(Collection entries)
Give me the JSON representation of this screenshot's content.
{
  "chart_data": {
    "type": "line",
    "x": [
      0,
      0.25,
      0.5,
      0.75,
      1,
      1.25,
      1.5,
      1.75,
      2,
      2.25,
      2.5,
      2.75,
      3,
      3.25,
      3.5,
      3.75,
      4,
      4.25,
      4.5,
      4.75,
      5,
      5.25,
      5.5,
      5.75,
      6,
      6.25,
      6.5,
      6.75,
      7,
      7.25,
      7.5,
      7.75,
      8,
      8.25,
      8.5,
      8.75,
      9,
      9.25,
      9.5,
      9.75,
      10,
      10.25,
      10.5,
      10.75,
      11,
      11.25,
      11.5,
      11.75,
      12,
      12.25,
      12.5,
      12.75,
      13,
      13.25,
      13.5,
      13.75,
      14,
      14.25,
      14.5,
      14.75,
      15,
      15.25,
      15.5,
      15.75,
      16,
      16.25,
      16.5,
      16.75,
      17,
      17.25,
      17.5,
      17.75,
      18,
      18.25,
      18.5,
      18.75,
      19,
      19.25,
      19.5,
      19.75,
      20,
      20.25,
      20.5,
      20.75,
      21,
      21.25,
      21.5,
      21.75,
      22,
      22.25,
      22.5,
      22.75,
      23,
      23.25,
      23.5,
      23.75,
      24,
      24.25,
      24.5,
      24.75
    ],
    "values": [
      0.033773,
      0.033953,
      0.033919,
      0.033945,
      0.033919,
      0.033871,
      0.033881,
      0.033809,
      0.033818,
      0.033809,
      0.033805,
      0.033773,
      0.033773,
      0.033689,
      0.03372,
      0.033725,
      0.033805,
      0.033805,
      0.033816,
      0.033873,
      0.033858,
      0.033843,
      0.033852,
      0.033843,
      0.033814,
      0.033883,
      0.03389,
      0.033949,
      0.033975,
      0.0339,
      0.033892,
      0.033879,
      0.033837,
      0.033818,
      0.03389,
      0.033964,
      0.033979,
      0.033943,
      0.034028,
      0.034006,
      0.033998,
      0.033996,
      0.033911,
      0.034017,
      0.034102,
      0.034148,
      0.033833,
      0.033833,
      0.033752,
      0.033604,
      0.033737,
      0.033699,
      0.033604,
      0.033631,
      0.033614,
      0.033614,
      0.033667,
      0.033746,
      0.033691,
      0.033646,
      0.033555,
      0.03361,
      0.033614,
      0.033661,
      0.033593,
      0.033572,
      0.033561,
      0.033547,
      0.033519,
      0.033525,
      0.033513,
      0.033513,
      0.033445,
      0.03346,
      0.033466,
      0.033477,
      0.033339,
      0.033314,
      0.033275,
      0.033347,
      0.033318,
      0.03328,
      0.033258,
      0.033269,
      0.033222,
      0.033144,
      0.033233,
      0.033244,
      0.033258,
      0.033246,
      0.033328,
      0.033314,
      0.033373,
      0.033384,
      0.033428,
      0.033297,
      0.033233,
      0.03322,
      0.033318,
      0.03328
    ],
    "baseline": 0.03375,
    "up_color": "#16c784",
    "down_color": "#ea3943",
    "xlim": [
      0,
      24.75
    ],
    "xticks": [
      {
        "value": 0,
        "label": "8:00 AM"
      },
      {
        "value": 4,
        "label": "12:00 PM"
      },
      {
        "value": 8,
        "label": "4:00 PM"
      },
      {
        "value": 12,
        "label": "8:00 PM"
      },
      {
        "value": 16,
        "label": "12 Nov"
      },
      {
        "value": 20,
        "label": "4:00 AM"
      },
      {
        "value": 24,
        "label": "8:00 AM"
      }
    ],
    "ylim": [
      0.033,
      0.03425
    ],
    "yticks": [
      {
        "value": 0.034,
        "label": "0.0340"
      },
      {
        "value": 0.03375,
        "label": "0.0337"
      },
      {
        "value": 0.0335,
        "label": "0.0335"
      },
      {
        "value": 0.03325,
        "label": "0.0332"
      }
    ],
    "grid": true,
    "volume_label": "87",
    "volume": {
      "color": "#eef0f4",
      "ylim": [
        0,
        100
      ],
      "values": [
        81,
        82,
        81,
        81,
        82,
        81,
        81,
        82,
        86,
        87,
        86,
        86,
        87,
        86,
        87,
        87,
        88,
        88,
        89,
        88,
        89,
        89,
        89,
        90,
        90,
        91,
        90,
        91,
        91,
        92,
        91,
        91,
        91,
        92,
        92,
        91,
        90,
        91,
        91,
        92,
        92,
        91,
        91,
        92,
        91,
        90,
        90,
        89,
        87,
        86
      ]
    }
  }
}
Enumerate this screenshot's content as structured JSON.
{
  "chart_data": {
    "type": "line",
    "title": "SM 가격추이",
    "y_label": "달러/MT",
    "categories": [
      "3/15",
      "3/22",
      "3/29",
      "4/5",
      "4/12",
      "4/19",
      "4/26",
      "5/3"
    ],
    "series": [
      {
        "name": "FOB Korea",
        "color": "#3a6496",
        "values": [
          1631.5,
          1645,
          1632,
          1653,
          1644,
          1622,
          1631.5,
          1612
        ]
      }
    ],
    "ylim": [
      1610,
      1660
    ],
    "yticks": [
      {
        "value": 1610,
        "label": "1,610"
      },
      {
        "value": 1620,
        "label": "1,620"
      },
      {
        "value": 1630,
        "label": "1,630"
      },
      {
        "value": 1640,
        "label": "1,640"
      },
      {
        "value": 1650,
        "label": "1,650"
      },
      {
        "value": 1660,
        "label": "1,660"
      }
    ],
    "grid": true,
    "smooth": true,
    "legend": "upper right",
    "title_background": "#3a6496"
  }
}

_OBJECTIVE_: Each line above must be printed exactly as it appears.

_FINAL RESULT_:
Give me the JSON representation of this screenshot's content.
{
  "chart_data": {
    "type": "line",
    "x": [
      0,
      0.25,
      0.5,
      0.75,
      1,
      1.25,
      1.5,
      1.75,
      2,
      2.25,
      2.5,
      2.75,
      3,
      3.25,
      3.5,
      3.75,
      4,
      4.25,
      4.5,
      4.75,
      5,
      5.25,
      5.5,
      5.75,
      6,
      6.25,
      6.5,
      6.75,
      7,
      7.25,
      7.5,
      7.75,
      8,
      8.25,
      8.5,
      8.75,
      9,
      9.25,
      9.5,
      9.75,
      10,
      10.25,
      10.5,
      10.75,
      11,
      11.25,
      11.5,
      11.75,
      12,
      12.25,
      12.5,
      12.75,
      13,
      13.25,
      13.5,
      13.75,
      14,
      14.25,
      14.5,
      14.75,
      15,
      15.25,
      15.5,
      15.75,
      16,
      16.25,
      16.5,
      16.75,
      17,
      17.25,
      17.5,
      17.75,
      18,
      18.25,
      18.5,
      18.75,
      19,
      19.25,
      19.5,
      19.75,
      20,
      20.25,
      20.5,
      20.75,
      21,
      21.25,
      21.5,
      21.75,
      22,
      22.25,
      22.5,
      22.75,
      23,
      23.25,
      23.5,
      23.75,
      24,
      24.25,
      24.5,
      24.75
    ],
    "values": [
      0.033773,
      0.033953,
      0.033919,
      0.033945,
      0.033919,
      0.033871,
      0.033881,
      0.033809,
      0.033818,
      0.033809,
      0.033805,
      0.033773,
      0.033773,
      0.033689,
      0.03372,
      0.033725,
      0.033805,
      0.033805,
      0.033816,
      0.033873,
      0.033858,
      0.033843,
      0.033852,
      0.033843,
      0.033814,
      0.033883,
      0.03389,
      0.033949,
      0.033975,
      0.0339,
      0.033892,
      0.033879,
      0.033837,
      0.033818,
      0.03389,
      0.033964,
      0.033979,
      0.033943,
      0.034028,
      0.034006,
      0.033998,
      0.033996,
      0.033911,
      0.034017,
      0.034102,
      0.034148,
      0.033833,
      0.033833,
      0.033752,
      0.033604,
      0.033737,
      0.033699,
      0.033604,
      0.033631,
      0.033614,
      0.033614,
      0.033667,
      0.033746,
      0.033691,
      0.033646,
      0.033555,
      0.03361,
      0.033614,
      0.033661,
      0.033593,
      0.033572,
      0.033561,
      0.033547,
      0.033519,
      0.033525,
      0.033513,
      0.033513,
      0.033445,
      0.03346,
      0.033466,
      0.033477,
      0.033339,
      0.033314,
      0.033275,
      0.033347,
      0.033318,
      0.03328,
      0.033258,
      0.033269,
      0.033222,
      0.033144,
      0.033233,
      0.033244,
      0.033258,
      0.033246,
      0.033328,
      0.033314,
      0.033373,
      0.033384,
      0.033428,
      0.033297,
      0.033233,
      0.03322,
      0.033318,
      0.03328
    ],
    "baseline": 0.03375,
    "up_color": "#16c784",
    "down_color": "#ea3943",
    "xlim": [
      0,
      24.75
    ],
    "xticks": [
      {
        "value": 0,
        "label": "8:00 AM"
      },
      {
        "value": 4,
        "label": "12:00 PM"
      },
      {
        "value": 8,
        "label": "4:00 PM"
      },
      {
        "value": 12,
        "label": "8:00 PM"
      },
      {
        "value": 16,
        "label": "12 Nov"
      },
      {
        "value": 20,
        "label": "4:00 AM"
      },
      {
        "value": 24,
        "label": "8:00 AM"
      }
    ],
    "ylim": [
      0.033,
      0.03425
    ],
    "yticks": [
      {
        "value": 0.034,
        "label": "0.0340"
      },
      {
        "value": 0.03375,
        "label": "0.0337"
      },
      {
        "value": 0.0335,
        "label": "0.0335"
      },
      {
        "value": 0.03325,
        "label": "0.0332"
      }
    ],
    "grid": true,
    "volume_label": "87",
    "volume": {
      "color": "#eef0f4",
      "ylim": [
        0,
        100
      ],
      "values": [
        81,
        82,
        81,
        81,
        82,
        81,
        81,
        82,
        86,
        87,
        86,
        86,
        87,
        86,
        87,
        87,
        88,
        88,
        89,
        88,
        89,
        89,
        89,
        90,
        90,
        91,
        90,
        91,
        91,
        92,
        91,
        91,
        91,
        92,
        92,
        91,
        90,
        91,
        91,
        92,
        92,
        91,
        91,
        92,
        91,
        90,
        90,
        89,
        87,
        86
      ]
    }
  }
}
Enumerate this screenshot's content as structured JSON.
{
  "chart_data": {
    "type": "line",
    "title": "SM 가격추이",
    "y_label": "달러/MT",
    "categories": [
      "3/15",
      "3/22",
      "3/29",
      "4/5",
      "4/12",
      "4/19",
      "4/26",
      "5/3"
    ],
    "series": [
      {
        "name": "FOB Korea",
        "color": "#3a6496",
        "values": [
          1631.5,
          1645,
          1632,
          1653,
          1644,
          1622,
          1631.5,
          1612
        ]
      }
    ],
    "ylim": [
      1610,
      1660
    ],
    "yticks": [
      {
        "value": 1610,
        "label": "1,610"
      },
      {
        "value": 1620,
        "label": "1,620"
      },
      {
        "value": 1630,
        "label": "1,630"
      },
      {
        "value": 1640,
        "label": "1,640"
      },
      {
        "value": 1650,
        "label": "1,650"
      },
      {
        "value": 1660,
        "label": "1,660"
      }
    ],
    "grid": true,
    "smooth": true,
    "legend": "upper right",
    "title_background": "#3a6496"
  }
}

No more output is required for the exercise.